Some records
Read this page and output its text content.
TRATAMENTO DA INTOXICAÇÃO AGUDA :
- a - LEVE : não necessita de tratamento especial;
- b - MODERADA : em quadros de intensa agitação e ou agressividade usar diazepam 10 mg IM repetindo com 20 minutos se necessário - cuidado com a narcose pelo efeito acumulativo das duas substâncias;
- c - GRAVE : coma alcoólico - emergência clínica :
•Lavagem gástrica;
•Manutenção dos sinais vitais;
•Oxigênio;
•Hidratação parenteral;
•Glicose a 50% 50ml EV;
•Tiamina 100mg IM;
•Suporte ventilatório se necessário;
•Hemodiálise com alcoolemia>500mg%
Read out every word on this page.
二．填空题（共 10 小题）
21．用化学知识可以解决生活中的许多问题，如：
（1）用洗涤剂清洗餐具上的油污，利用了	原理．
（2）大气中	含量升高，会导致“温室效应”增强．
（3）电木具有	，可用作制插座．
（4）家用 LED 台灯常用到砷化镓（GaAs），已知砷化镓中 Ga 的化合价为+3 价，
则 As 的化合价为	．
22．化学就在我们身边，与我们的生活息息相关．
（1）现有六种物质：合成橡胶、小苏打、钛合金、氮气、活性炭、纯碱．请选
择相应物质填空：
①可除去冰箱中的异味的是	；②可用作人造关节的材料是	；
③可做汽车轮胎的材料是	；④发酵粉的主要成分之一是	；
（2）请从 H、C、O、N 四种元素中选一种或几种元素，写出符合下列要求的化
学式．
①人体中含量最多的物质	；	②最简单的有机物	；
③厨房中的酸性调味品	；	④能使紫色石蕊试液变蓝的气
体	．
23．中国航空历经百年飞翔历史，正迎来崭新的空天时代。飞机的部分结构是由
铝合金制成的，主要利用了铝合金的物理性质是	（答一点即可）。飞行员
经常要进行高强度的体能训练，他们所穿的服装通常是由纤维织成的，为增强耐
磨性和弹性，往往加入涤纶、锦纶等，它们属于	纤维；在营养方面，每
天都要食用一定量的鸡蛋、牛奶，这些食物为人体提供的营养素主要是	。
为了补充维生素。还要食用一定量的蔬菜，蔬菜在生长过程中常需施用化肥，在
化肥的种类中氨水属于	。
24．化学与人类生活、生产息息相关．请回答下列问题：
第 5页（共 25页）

§ **EXERCISE DIRECTIONS**
All of the material must be reproduced exactly.

§ **RESPONSE**
Read this page and output its text content.
TRATAMENTO DA INTOXICAÇÃO AGUDA :
- a - LEVE : não necessita de tratamento especial;
- b - MODERADA : em quadros de intensa agitação e ou agressividade usar diazepam 10 mg IM repetindo com 20 minutos se necessário - cuidado com a narcose pelo efeito acumulativo das duas substâncias;
- c - GRAVE : coma alcoólico - emergência clínica :
•Lavagem gástrica;
•Manutenção dos sinais vitais;
•Oxigênio;
•Hidratação parenteral;
•Glicose a 50% 50ml EV;
•Tiamina 100mg IM;
•Suporte ventilatório se necessário;
•Hemodiálise com alcoolemia>500mg%
Read out every word on this page.
二．填空题（共 10 小题）
21．用化学知识可以解决生活中的许多问题，如：
（1）用洗涤剂清洗餐具上的油污，利用了	原理．
（2）大气中	含量升高，会导致“温室效应”增强．
（3）电木具有	，可用作制插座．
（4）家用 LED 台灯常用到砷化镓（GaAs），已知砷化镓中 Ga 的化合价为+3 价，
则 As 的化合价为	．
22．化学就在我们身边，与我们的生活息息相关．
（1）现有六种物质：合成橡胶、小苏打、钛合金、氮气、活性炭、纯碱．请选
择相应物质填空：
①可除去冰箱中的异味的是	；②可用作人造关节的材料是	；
③可做汽车轮胎的材料是	；④发酵粉的主要成分之一是	；
（2）请从 H、C、O、N 四种元素中选一种或几种元素，写出符合下列要求的化
学式．
①人体中含量最多的物质	；	②最简单的有机物	；
③厨房中的酸性调味品	；	④能使紫色石蕊试液变蓝的气
体	．
23．中国航空历经百年飞翔历史，正迎来崭新的空天时代。飞机的部分结构是由
铝合金制成的，主要利用了铝合金的物理性质是	（答一点即可）。飞行员
经常要进行高强度的体能训练，他们所穿的服装通常是由纤维织成的，为增强耐
磨性和弹性，往往加入涤纶、锦纶等，它们属于	纤维；在营养方面，每
天都要食用一定量的鸡蛋、牛奶，这些食物为人体提供的营养素主要是	。
为了补充维生素。还要食用一定量的蔬菜，蔬菜在生长过程中常需施用化肥，在
化肥的种类中氨水属于	。
24．化学与人类生活、生产息息相关．请回答下列问题：
第 5页（共 25页）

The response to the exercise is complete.